Collected data:

------------------------------------------------------------

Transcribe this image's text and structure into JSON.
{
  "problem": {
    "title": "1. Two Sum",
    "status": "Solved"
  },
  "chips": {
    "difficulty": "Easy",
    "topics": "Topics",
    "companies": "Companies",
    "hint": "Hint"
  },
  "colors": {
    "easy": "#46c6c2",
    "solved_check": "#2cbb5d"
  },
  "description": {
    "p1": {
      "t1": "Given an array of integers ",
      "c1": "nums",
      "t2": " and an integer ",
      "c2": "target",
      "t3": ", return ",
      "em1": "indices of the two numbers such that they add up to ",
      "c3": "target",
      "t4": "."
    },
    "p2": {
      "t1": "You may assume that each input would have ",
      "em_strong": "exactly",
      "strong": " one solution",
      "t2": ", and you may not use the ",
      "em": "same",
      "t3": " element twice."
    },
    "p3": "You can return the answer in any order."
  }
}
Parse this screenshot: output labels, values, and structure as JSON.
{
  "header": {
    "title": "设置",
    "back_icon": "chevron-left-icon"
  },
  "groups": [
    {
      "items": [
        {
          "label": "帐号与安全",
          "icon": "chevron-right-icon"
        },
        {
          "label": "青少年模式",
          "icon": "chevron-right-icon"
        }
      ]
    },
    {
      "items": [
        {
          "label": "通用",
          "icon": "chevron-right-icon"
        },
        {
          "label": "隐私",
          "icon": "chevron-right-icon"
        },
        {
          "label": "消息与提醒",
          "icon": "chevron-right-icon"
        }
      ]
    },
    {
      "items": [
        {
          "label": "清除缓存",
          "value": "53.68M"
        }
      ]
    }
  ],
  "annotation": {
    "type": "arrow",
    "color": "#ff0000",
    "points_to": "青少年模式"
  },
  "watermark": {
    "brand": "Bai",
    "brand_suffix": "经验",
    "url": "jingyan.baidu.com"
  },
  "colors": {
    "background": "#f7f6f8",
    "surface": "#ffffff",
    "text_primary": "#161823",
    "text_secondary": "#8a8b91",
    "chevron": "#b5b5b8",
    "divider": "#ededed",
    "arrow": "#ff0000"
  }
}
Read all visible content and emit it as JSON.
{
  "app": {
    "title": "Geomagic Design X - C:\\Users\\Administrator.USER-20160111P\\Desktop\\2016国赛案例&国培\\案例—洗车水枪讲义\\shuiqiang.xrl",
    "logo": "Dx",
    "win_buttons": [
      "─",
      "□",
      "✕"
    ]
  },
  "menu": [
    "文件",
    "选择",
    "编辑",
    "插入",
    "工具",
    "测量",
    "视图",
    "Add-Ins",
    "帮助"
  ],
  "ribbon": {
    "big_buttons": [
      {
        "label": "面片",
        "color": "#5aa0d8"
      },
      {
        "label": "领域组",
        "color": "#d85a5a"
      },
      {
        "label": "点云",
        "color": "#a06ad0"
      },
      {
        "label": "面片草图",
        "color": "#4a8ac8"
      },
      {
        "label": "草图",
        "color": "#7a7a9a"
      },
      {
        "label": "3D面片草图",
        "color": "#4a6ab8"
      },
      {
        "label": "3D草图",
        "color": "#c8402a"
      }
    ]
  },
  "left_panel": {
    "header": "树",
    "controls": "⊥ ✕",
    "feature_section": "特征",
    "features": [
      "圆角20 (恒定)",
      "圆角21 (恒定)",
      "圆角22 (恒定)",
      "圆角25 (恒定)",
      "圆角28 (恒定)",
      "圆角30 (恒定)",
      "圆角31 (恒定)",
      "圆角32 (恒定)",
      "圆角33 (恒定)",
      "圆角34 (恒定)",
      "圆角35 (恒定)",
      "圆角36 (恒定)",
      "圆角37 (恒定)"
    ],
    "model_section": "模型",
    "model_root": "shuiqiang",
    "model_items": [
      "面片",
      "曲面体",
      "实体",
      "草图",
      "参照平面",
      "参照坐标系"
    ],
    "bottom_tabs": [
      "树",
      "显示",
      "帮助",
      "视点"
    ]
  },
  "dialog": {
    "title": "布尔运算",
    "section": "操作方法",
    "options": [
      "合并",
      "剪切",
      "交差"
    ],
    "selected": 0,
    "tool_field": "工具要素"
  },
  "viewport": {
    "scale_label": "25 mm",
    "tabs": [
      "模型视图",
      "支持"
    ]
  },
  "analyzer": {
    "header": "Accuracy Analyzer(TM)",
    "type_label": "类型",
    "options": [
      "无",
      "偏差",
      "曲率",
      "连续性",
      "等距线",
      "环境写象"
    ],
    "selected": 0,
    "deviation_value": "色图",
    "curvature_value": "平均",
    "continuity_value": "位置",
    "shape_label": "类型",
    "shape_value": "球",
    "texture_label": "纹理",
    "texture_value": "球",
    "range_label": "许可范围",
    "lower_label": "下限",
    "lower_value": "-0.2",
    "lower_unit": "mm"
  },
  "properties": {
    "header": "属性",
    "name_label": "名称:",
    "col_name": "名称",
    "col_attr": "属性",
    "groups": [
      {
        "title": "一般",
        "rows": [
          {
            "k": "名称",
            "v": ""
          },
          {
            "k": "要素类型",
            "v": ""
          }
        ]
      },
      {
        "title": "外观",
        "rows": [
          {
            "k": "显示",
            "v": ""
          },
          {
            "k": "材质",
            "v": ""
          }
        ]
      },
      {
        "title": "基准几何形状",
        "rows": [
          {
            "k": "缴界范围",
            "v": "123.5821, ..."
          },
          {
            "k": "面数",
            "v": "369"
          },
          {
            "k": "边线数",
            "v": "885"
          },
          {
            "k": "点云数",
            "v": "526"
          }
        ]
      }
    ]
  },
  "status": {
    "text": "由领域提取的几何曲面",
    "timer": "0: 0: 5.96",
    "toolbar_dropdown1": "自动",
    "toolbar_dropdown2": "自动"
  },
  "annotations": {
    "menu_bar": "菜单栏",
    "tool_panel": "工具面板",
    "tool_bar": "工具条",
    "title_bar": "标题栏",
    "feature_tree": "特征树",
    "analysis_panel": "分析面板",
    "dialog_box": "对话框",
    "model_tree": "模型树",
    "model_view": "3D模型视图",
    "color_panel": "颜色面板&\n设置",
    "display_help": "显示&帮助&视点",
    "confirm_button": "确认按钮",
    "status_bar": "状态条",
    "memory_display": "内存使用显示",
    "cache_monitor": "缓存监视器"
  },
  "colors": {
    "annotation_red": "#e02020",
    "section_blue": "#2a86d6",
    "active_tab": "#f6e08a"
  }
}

------------------------------------------------------------

Directive => All of the material above needs to be copied exactly.

Exercise output =>
Transcribe this image's text and structure into JSON.
{
  "problem": {
    "title": "1. Two Sum",
    "status": "Solved"
  },
  "chips": {
    "difficulty": "Easy",
    "topics": "Topics",
    "companies": "Companies",
    "hint": "Hint"
  },
  "colors": {
    "easy": "#46c6c2",
    "solved_check": "#2cbb5d"
  },
  "description": {
    "p1": {
      "t1": "Given an array of integers ",
      "c1": "nums",
      "t2": " and an integer ",
      "c2": "target",
      "t3": ", return ",
      "em1": "indices of the two numbers such that they add up to ",
      "c3": "target",
      "t4": "."
    },
    "p2": {
      "t1": "You may assume that each input would have ",
      "em_strong": "exactly",
      "strong": " one solution",
      "t2": ", and you may not use the ",
      "em": "same",
      "t3": " element twice."
    },
    "p3": "You can return the answer in any order."
  }
}
Parse this screenshot: output labels, values, and structure as JSON.
{
  "header": {
    "title": "设置",
    "back_icon": "chevron-left-icon"
  },
  "groups": [
    {
      "items": [
        {
          "label": "帐号与安全",
          "icon": "chevron-right-icon"
        },
        {
          "label": "青少年模式",
          "icon": "chevron-right-icon"
        }
      ]
    },
    {
      "items": [
        {
          "label": "通用",
          "icon": "chevron-right-icon"
        },
        {
          "label": "隐私",
          "icon": "chevron-right-icon"
        },
        {
          "label": "消息与提醒",
          "icon": "chevron-right-icon"
        }
      ]
    },
    {
      "items": [
        {
          "label": "清除缓存",
          "value": "53.68M"
        }
      ]
    }
  ],
  "annotation": {
    "type": "arrow",
    "color": "#ff0000",
    "points_to": "青少年模式"
  },
  "watermark": {
    "brand": "Bai",
    "brand_suffix": "经验",
    "url": "jingyan.baidu.com"
  },
  "colors": {
    "background": "#f7f6f8",
    "surface": "#ffffff",
    "text_primary": "#161823",
    "text_secondary": "#8a8b91",
    "chevron": "#b5b5b8",
    "divider": "#ededed",
    "arrow": "#ff0000"
  }
}
Read all visible content and emit it as JSON.
{
  "app": {
    "title": "Geomagic Design X - C:\\Users\\Administrator.USER-20160111P\\Desktop\\2016国赛案例&国培\\案例—洗车水枪讲义\\shuiqiang.xrl",
    "logo": "Dx",
    "win_buttons": [
      "─",
      "□",
      "✕"
    ]
  },
  "menu": [
    "文件",
    "选择",
    "编辑",
    "插入",
    "工具",
    "测量",
    "视图",
    "Add-Ins",
    "帮助"
  ],
  "ribbon": {
    "big_buttons": [
      {
        "label": "面片",
        "color": "#5aa0d8"
      },
      {
        "label": "领域组",
        "color": "#d85a5a"
      },
      {
        "label": "点云",
        "color": "#a06ad0"
      },
      {
        "label": "面片草图",
        "color": "#4a8ac8"
      },
      {
        "label": "草图",
        "color": "#7a7a9a"
      },
      {
        "label": "3D面片草图",
        "color": "#4a6ab8"
      },
      {
        "label": "3D草图",
        "color": "#c8402a"
      }
    ]
  },
  "left_panel": {
    "header": "树",
    "controls": "⊥ ✕",
    "feature_section": "特征",
    "features": [
      "圆角20 (恒定)",
      "圆角21 (恒定)",
      "圆角22 (恒定)",
      "圆角25 (恒定)",
      "圆角28 (恒定)",
      "圆角30 (恒定)",
      "圆角31 (恒定)",
      "圆角32 (恒定)",
      "圆角33 (恒定)",
      "圆角34 (恒定)",
      "圆角35 (恒定)",
      "圆角36 (恒定)",
      "圆角37 (恒定)"
    ],
    "model_section": "模型",
    "model_root": "shuiqiang",
    "model_items": [
      "面片",
      "曲面体",
      "实体",
      "草图",
      "参照平面",
      "参照坐标系"
    ],
    "bottom_tabs": [
      "树",
      "显示",
      "帮助",
      "视点"
    ]
  },
  "dialog": {
    "title": "布尔运算",
    "section": "操作方法",
    "options": [
      "合并",
      "剪切",
      "交差"
    ],
    "selected": 0,
    "tool_field": "工具要素"
  },
  "viewport": {
    "scale_label": "25 mm",
    "tabs": [
      "模型视图",
      "支持"
    ]
  },
  "analyzer": {
    "header": "Accuracy Analyzer(TM)",
    "type_label": "类型",
    "options": [
      "无",
      "偏差",
      "曲率",
      "连续性",
      "等距线",
      "环境写象"
    ],
    "selected": 0,
    "deviation_value": "色图",
    "curvature_value": "平均",
    "continuity_value": "位置",
    "shape_label": "类型",
    "shape_value": "球",
    "texture_label": "纹理",
    "texture_value": "球",
    "range_label": "许可范围",
    "lower_label": "下限",
    "lower_value": "-0.2",
    "lower_unit": "mm"
  },
  "properties": {
    "header": "属性",
    "name_label": "名称:",
    "col_name": "名称",
    "col_attr": "属性",
    "groups": [
      {
        "title": "一般",
        "rows": [
          {
            "k": "名称",
            "v": ""
          },
          {
            "k": "要素类型",
            "v": ""
          }
        ]
      },
      {
        "title": "外观",
        "rows": [
          {
            "k": "显示",
            "v": ""
          },
          {
            "k": "材质",
            "v": ""
          }
        ]
      },
      {
        "title": "基准几何形状",
        "rows": [
          {
            "k": "缴界范围",
            "v": "123.5821, ..."
          },
          {
            "k": "面数",
            "v": "369"
          },
          {
            "k": "边线数",
            "v": "885"
          },
          {
            "k": "点云数",
            "v": "526"
          }
        ]
      }
    ]
  },
  "status": {
    "text": "由领域提取的几何曲面",
    "timer": "0: 0: 5.96",
    "toolbar_dropdown1": "自动",
    "toolbar_dropdown2": "自动"
  },
  "annotations": {
    "menu_bar": "菜单栏",
    "tool_panel": "工具面板",
    "tool_bar": "工具条",
    "title_bar": "标题栏",
    "feature_tree": "特征树",
    "analysis_panel": "分析面板",
    "dialog_box": "对话框",
    "model_tree": "模型树",
    "model_view": "3D模型视图",
    "color_panel": "颜色面板&\n设置",
    "display_help": "显示&帮助&视点",
    "confirm_button": "确认按钮",
    "status_bar": "状态条",
    "memory_display": "内存使用显示",
    "cache_monitor": "缓存监视器"
  },
  "colors": {
    "annotation_red": "#e02020",
    "section_blue": "#2a86d6",
    "active_tab": "#f6e08a"
  }
}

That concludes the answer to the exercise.